Stated task: How many lines of the material below contain the string "describe"? Answer with the number and nothing else.

A block of data:
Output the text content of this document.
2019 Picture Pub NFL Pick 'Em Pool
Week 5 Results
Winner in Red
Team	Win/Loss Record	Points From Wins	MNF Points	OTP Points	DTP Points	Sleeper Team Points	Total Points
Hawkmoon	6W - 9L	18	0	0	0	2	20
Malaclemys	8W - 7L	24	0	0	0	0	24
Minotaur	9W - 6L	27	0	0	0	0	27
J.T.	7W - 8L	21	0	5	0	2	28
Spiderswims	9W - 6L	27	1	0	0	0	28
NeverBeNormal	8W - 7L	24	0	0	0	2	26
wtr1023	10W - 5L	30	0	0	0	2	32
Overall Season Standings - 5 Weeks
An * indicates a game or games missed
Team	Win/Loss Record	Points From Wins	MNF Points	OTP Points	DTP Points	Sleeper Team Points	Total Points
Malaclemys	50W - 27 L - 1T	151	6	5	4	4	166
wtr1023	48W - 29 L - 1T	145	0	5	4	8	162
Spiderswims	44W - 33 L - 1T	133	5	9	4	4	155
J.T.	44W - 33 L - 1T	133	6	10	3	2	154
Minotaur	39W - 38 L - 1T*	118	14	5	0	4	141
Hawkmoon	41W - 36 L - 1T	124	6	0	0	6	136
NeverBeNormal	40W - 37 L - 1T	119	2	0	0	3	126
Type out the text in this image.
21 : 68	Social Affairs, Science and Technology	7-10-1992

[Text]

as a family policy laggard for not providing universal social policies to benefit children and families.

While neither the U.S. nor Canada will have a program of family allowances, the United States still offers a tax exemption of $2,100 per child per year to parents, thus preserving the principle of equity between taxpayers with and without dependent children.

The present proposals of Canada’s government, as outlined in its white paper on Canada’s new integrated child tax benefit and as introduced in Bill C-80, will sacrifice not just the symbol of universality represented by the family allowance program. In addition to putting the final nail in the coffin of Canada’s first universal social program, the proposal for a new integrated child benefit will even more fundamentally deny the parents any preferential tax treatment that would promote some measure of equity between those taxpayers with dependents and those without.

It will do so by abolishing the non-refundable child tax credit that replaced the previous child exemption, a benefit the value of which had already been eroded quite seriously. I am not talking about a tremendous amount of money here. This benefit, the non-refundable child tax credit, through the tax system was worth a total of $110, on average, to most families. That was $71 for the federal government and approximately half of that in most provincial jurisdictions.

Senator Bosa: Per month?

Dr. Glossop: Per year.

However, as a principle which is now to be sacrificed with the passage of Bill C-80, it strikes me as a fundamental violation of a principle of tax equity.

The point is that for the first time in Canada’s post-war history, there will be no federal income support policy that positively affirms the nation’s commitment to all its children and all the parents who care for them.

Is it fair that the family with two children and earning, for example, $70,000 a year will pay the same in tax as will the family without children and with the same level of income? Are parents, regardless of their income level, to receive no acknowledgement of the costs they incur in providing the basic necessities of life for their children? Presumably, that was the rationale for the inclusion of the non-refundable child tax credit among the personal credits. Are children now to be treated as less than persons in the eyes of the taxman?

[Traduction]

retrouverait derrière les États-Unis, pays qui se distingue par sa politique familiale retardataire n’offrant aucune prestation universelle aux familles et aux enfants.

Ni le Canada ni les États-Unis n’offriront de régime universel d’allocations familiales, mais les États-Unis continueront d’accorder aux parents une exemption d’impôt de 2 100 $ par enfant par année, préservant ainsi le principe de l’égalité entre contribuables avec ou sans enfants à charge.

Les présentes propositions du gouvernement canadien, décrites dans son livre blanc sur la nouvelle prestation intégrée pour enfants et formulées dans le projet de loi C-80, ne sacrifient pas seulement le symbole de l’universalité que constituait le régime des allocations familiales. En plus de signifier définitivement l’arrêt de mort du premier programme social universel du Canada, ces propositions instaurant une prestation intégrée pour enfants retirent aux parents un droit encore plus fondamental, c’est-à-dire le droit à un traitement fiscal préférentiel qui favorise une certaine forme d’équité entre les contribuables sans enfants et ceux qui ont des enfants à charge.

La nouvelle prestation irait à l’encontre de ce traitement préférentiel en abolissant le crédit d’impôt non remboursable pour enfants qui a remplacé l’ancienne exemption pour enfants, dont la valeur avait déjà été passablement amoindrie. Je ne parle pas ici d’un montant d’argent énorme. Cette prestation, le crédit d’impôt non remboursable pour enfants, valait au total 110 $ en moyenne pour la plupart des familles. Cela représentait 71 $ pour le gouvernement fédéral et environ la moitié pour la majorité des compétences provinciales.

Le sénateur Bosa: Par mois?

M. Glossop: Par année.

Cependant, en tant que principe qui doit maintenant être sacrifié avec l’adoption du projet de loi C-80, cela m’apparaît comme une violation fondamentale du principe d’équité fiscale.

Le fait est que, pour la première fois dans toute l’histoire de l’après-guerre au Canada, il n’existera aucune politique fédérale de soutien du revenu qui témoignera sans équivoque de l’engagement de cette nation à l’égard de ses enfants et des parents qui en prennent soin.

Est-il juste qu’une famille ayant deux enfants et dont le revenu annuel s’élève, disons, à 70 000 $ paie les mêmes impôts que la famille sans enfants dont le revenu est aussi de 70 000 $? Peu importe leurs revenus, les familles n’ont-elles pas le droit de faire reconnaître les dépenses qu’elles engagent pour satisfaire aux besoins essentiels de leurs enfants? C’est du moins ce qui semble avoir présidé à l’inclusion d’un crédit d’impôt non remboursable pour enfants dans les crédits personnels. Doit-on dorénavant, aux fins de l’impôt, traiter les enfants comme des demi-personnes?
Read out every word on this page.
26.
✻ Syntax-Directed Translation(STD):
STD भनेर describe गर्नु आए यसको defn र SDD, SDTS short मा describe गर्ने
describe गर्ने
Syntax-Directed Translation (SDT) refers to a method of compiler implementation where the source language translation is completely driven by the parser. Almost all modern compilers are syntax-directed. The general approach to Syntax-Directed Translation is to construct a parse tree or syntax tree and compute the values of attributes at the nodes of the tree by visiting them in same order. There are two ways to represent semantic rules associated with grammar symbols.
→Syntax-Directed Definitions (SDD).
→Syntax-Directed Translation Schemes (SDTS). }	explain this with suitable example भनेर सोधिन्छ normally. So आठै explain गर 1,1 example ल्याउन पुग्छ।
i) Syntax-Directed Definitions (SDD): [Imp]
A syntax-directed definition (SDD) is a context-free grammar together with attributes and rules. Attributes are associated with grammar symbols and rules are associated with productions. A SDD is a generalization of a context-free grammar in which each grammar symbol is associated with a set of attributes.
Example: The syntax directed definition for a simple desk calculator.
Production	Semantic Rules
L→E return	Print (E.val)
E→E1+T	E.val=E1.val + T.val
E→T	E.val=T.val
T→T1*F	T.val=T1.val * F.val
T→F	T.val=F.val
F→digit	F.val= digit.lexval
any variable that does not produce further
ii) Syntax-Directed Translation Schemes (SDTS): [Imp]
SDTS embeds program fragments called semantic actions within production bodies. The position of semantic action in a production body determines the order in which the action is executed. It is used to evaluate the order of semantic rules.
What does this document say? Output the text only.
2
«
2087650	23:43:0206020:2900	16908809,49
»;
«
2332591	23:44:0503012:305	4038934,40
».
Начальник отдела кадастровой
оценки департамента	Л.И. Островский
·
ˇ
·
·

Exercise result: 2